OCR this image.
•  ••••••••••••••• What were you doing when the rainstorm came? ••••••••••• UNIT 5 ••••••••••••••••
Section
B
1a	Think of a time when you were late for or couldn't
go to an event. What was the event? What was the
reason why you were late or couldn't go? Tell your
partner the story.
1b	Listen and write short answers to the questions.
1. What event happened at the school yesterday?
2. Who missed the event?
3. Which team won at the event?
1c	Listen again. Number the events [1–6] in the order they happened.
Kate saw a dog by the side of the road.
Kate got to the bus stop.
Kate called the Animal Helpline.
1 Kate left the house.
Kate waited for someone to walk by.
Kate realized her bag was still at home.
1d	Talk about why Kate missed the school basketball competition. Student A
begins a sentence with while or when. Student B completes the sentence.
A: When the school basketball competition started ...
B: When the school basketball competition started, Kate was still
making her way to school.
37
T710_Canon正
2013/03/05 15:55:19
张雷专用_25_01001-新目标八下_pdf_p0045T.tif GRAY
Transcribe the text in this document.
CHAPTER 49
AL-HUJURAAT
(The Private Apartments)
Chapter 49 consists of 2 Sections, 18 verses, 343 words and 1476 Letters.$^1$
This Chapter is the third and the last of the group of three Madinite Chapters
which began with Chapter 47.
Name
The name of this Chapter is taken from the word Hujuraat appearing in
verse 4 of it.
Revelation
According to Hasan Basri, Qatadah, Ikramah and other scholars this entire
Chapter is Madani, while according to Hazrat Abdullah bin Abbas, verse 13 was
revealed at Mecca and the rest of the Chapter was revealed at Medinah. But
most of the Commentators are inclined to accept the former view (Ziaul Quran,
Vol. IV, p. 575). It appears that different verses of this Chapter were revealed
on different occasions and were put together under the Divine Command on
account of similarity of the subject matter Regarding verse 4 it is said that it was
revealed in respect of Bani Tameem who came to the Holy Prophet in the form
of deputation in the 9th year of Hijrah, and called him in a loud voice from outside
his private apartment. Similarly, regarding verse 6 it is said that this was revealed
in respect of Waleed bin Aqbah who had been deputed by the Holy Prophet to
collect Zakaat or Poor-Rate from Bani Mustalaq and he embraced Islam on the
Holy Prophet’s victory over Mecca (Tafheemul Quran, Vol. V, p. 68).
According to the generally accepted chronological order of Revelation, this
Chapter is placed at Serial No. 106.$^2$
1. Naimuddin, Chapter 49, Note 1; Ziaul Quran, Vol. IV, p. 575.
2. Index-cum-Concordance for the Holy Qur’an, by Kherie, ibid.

==

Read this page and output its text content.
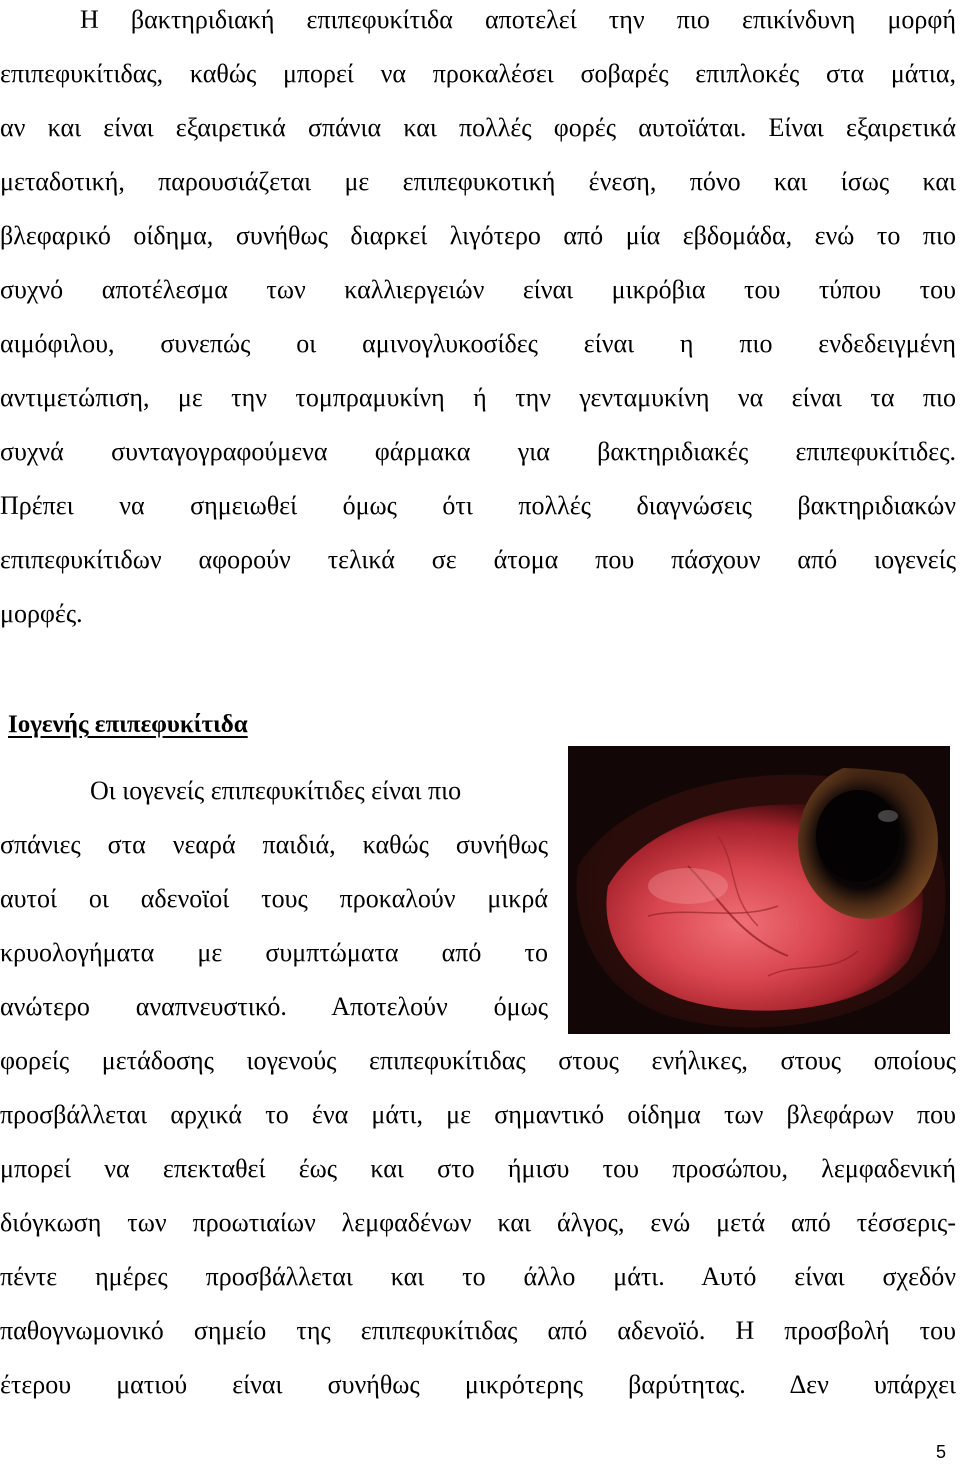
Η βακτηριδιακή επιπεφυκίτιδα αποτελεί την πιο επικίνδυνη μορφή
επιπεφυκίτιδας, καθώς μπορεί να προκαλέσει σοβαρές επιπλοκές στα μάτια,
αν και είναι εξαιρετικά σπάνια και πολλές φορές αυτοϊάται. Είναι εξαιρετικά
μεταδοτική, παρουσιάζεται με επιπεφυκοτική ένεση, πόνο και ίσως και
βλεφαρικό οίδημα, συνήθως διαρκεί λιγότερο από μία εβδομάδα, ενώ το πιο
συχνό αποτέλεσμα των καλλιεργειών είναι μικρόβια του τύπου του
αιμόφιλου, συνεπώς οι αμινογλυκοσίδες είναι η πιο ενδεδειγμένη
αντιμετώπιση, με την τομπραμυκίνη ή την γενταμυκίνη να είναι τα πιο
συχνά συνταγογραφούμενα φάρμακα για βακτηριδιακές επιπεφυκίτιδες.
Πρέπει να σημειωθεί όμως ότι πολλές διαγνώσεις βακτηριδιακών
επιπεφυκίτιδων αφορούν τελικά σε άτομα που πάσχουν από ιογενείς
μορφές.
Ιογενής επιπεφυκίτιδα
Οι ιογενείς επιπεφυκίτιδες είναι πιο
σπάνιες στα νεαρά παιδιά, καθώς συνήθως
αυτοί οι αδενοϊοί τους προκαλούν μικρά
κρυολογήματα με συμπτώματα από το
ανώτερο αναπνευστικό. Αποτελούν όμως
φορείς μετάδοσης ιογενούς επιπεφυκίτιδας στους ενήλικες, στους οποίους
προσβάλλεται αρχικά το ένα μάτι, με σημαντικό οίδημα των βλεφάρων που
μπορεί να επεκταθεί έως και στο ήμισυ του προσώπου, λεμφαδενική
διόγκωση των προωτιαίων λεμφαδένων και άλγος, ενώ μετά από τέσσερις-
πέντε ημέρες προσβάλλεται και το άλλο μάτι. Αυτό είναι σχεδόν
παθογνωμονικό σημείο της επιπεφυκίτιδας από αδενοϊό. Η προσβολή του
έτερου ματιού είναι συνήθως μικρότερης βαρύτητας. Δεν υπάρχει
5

Instructions to follow: Scan the records above for the string "were", then report every line that contains it.

Exercise output:
•  ••••••••••••••• What were you doing when the rainstorm came? ••••••••••• UNIT 5 ••••••••••••••••
1a	Think of a time when you were late for or couldn't
reason why you were late or couldn't go? Tell your
Vol. IV, p. 575). It appears that different verses of this Chapter were revealed
on different occasions and were put together under the Divine Command on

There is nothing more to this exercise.